Человечество привыкло делить свою историю на большие отрезки — чтобы, оглядываясь в минувшее, фокусировать взгляд на самых главных приметах времени. С этой точки зрения, завершающаяся на наших глазах постиндустриальная эпоха началась полвека назад. Стоит перенестись ровно на 50 лет в прошлое, чтобы успеть к ее началу — и оказаться в Соединенных Штатах, где разворачивались главные события 1963 года.
Этот год в США прошел под знаком равенства. Во всяком случае, одним из самых заметных явлений в календаре 1963-го был «Марш на Вашингтон», состоявшийся 28 августа, — если и не самое решающее, так уж точно самое массовое событие в борьбе против дискриминации чернокожего населения в Штатах. Случилось оно, конечно, не вдруг.
Америку не зря называли «плавильным котлом», в котором должны смешаться разные нации. Единого сплава, правда, так и не вышло — но метафора оказалась пророческой. С середины 1950-х смесь в нем дошла до кипения — и пар был готов вырваться наружу.
В первый зимний день 1955 года в Монтгомери, штат Алабама, 42-летняя чернокожая швея Роза Паркс отказалась уступить место в автобусе белому пассажиру, как того требовали сегрегационные городские законы. Ее арест и суд (Паркс была приговорена к денежному штрафу) вызвали масштабную общественную кампанию — бойкот чернокожими всех автобусных линий города, продлившийся до декабря 1956-го и завершившийся судебным признанием городских законов Монтгомери противоречащими конституции США. Негры шли на работу пешком, таксисты подвозили их по цене автобусного билета, а поскольку чернокожее население формировало более 70% автобусного пассажиропотока, убытки городского транспорта были значительны. Но еще более значительным был психологический эффект — ни аресты, ни угрозы, ни нападения расистов, ни сама юридическая система США не смогли заставить повиноваться людей, ощутивших за своей спиной истину и отстаивавших свои права на нее. Одним из организаторов этой кампании был местный баптистский пастор Мартин Лютер Кинг.
То, что это был христианский проповедник, неслучайно. Черный протестантизм был прочно укоренен в негритянской народной культуре — этот язык, одновременно и библейский, и фольклорный, был понятен большинству черного населения США.
В религии темнокожее население Америки черпало то, что можно было бы противопоставить «гражданской программе» белых — в сущности, секулярной. Какой прок был неграм от эгалитаризма американской конституции, когда он делал для них исключение, допуская рабство и сегрегацию? От доктрины separate but equal, провозглашавшей равенство белых и черных как различных, разделенных частей общества? Фальшь такого «равенства» была особенно очевидна в городском автобусе Монтгомери, где формально были предусмотрены места и для белых, и для черных. Но в случае, когда все «белые» места были заняты, черные должны были уступить сиденья «господам». Что и отказалась сделать Роза Паркс 1 декабря 1955 года.

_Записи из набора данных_
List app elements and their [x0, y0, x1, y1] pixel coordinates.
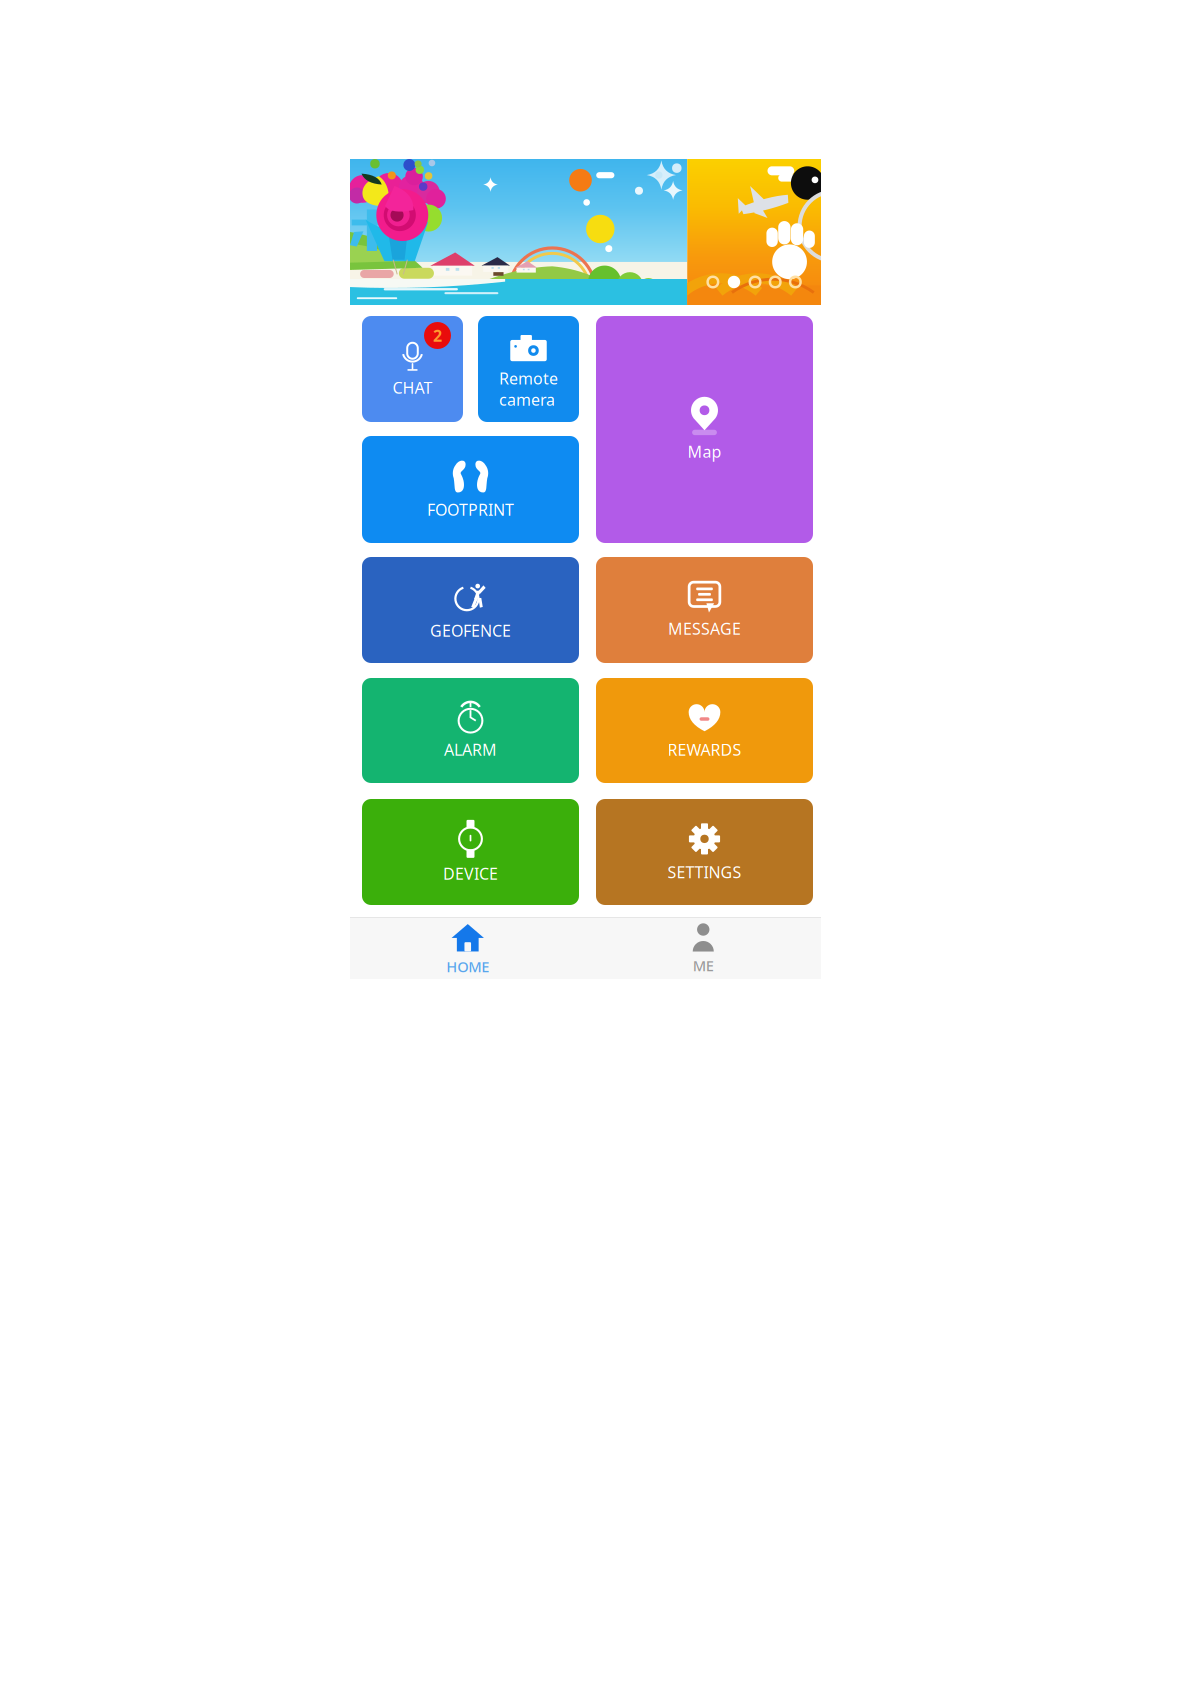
staticText: ME: [693, 956, 714, 975]
staticText: REWARDS: [668, 739, 742, 760]
button[interactable]: ME: [586, 922, 821, 975]
button[interactable]: HOME: [350, 921, 586, 976]
staticText: Map: [688, 441, 722, 462]
staticText: GEOFENCE: [430, 620, 511, 641]
staticText: DEVICE: [443, 863, 498, 884]
staticText: MESSAGE: [668, 618, 741, 639]
staticText: ALARM: [444, 739, 497, 760]
button[interactable]: ALARM: [362, 678, 579, 783]
staticText: HOME: [446, 957, 489, 976]
button[interactable]: Map: [596, 316, 813, 543]
button[interactable]: MESSAGE: [596, 557, 813, 663]
staticText: FOOTPRINT: [427, 499, 514, 520]
button[interactable]: REWARDS: [596, 678, 813, 783]
button[interactable]: CHAT: [362, 316, 463, 422]
button[interactable]: FOOTPRINT: [362, 436, 579, 543]
staticText: Remote camera: [499, 368, 558, 410]
staticText: 2: [433, 325, 442, 346]
button[interactable]: GEOFENCE: [362, 557, 579, 663]
button[interactable]: Remote camera: [478, 316, 579, 422]
staticText: CHAT: [392, 377, 432, 398]
button[interactable]: DEVICE: [362, 799, 579, 905]
button[interactable]: SETTINGS: [596, 799, 813, 905]
staticText: SETTINGS: [668, 861, 742, 883]
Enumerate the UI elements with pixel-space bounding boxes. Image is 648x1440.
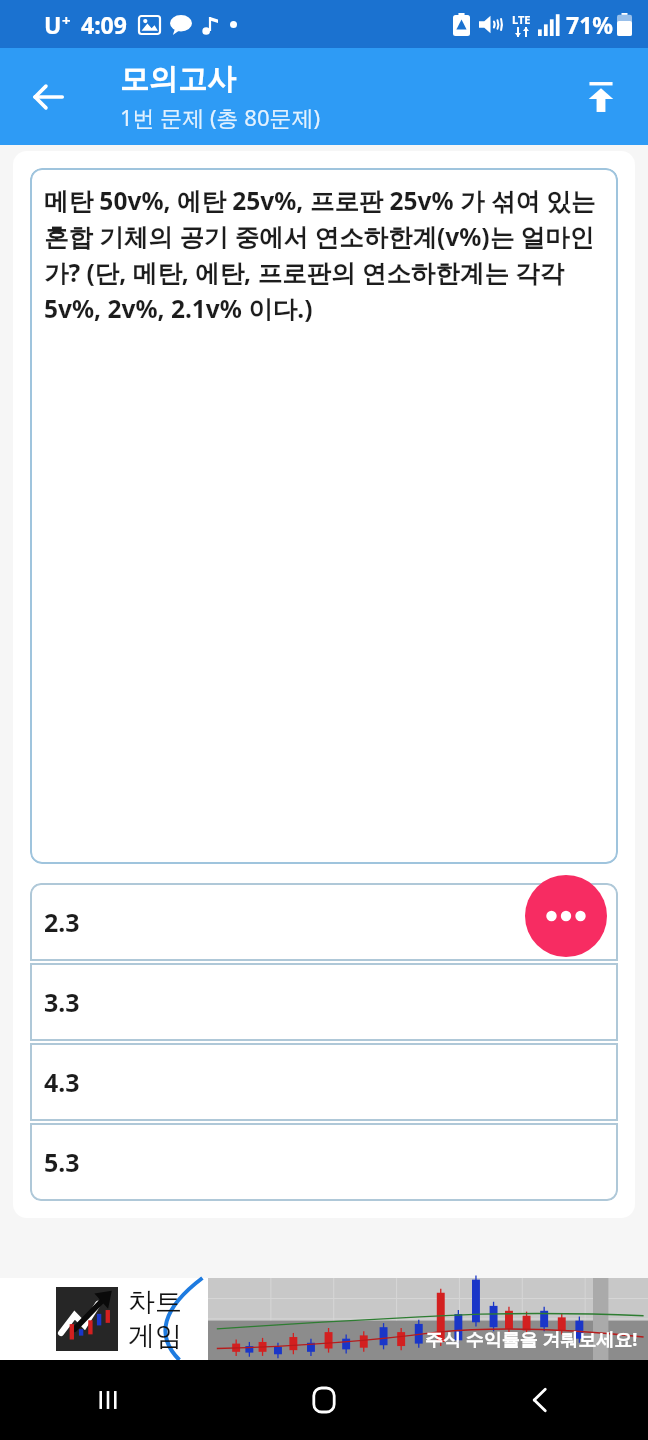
- staticText: 1번 문제 (총 80문제): [120, 102, 321, 132]
- button[interactable]: 5.3: [30, 1123, 618, 1201]
- button[interactable]: Advertisement: 차트게임: [0, 1278, 648, 1360]
- staticText: 메탄 50v%, 에탄 25v%, 프로판 25v% 가 섞여 있는 혼합 기체…: [44, 184, 606, 326]
- staticText: 모의고사: [120, 61, 236, 98]
- button[interactable]: Back: [432, 1360, 648, 1440]
- button[interactable]: Back: [14, 63, 82, 131]
- staticText: 2.3: [44, 905, 80, 939]
- staticText: 4.3: [44, 1065, 80, 1099]
- staticText: 차트: [128, 1285, 182, 1319]
- staticText: 4:09: [81, 9, 127, 40]
- staticText: U: [44, 9, 62, 40]
- button[interactable]: Home: [216, 1360, 432, 1440]
- button[interactable]: More options: [525, 875, 607, 957]
- staticText: 게임: [128, 1319, 182, 1353]
- button[interactable]: Submit: [568, 64, 634, 130]
- staticText: LTE: [512, 12, 531, 27]
- staticText: 주식 수익률을 겨뤄보세요!: [425, 1327, 638, 1352]
- staticText: 71%: [566, 9, 614, 40]
- button[interactable]: Recents: [0, 1360, 216, 1440]
- staticText: 5.3: [44, 1145, 80, 1179]
- staticText: +: [62, 10, 71, 30]
- button[interactable]: 4.3: [30, 1043, 618, 1121]
- button[interactable]: 2.3: [30, 883, 618, 961]
- button[interactable]: 3.3: [30, 963, 618, 1041]
- staticText: 3.3: [44, 985, 80, 1019]
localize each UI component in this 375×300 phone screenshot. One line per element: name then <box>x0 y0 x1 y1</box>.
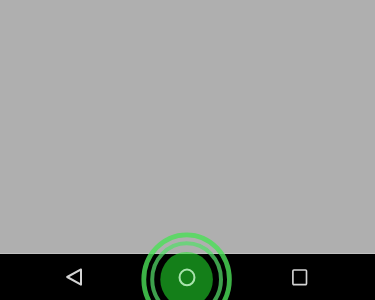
button[interactable]: Home <box>163 254 211 300</box>
button[interactable]: Recent apps <box>276 254 324 300</box>
button[interactable]: Back <box>51 254 99 300</box>
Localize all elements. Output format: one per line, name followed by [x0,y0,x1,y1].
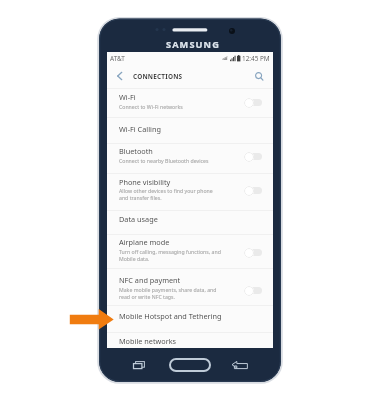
staticText: SAMSUNG [166,38,220,51]
button[interactable]: Recents [118,352,160,378]
staticText: Phone visibility [119,177,171,187]
staticText: Mobile Hotspot and Tethering [119,311,222,321]
staticText: Connect to nearby Bluetooth devices [119,157,209,164]
button[interactable]: Airplane mode toggle [240,247,264,258]
staticText: Allow other devices to find your phone a… [119,187,213,202]
button[interactable] [107,88,273,116]
staticText: AT&T [110,54,125,63]
staticText: Turn off calling, messaging functions, a… [119,248,221,263]
button[interactable] [107,305,273,333]
button[interactable] [107,117,273,145]
button[interactable]: Wi-Fi toggle [240,97,264,108]
staticText: Wi-Fi Calling [119,124,161,134]
staticText: Connect to Wi-Fi networks [119,103,183,110]
button[interactable] [107,210,273,238]
button[interactable]: Back [109,64,130,88]
button[interactable]: NFC and payment toggle [240,285,264,296]
button[interactable] [107,173,273,201]
button[interactable]: Bluetooth toggle [240,151,264,162]
button[interactable]: Search [248,64,270,88]
staticText: Bluetooth [119,146,153,156]
button[interactable] [107,234,273,262]
staticText: Wi-Fi [119,92,136,102]
staticText: NFC and payment [119,275,181,285]
button[interactable] [107,332,273,348]
staticText: CONNECTIONS [133,72,183,81]
button[interactable] [107,268,273,296]
staticText: Mobile networks [119,336,177,346]
button[interactable]: Home [163,350,217,380]
staticText: Airplane mode [119,237,170,247]
staticText: Make mobile payments, share data, and re… [119,286,217,301]
button[interactable]: Back [220,352,260,378]
staticText: 12:45 PM [242,54,270,63]
staticText: Data usage [119,214,158,224]
button[interactable] [107,143,273,171]
button[interactable]: Phone visibility toggle [240,185,264,196]
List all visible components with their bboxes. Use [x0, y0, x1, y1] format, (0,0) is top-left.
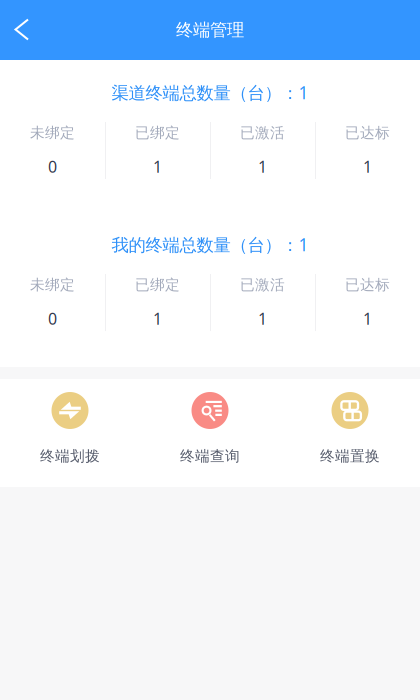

_ПОСТАВЛЕННАЯ ЗАДАЧА_
Продолжите приведенный выше очерк о 1963 годе в США, начав сразу после его последнего предложения.

_ОТВЕТ НИЖЕ_
За автобусным бойкотом последовали новые эпизоды. В 1957 году президенту Дуайту Эйзенхауэру пришлось задействовать солдат американской армии, которые сопровождали первых чернокожих школьников, начавших посещать школу для белых в Литл-Роке, настолько велико было возмущение местного населения. По всей стране проходят многотысячные антидискриминационные выступления, сидячие забастовки (демонстративные само-захваты мест только для белых в кафе и ресторанах), несколько маршей на Вашингтон с требованием равных прав. Крупнейшим стал августовский «Марш за работу и свободу» 1963 года, в котором приняли участие 250 тысяч человек.
Вопрос о правах чернокожих стоял в общественной повестке уже не первый год, но именно в 1963-м споры стали действительно острыми. В апреле-мае проходит Бирмингемская кампания — серия ненасильственных акций прямого действия, в которых приняли участие тысячи активистов, в том числе несколько сотен учащихся бирмингемских школ.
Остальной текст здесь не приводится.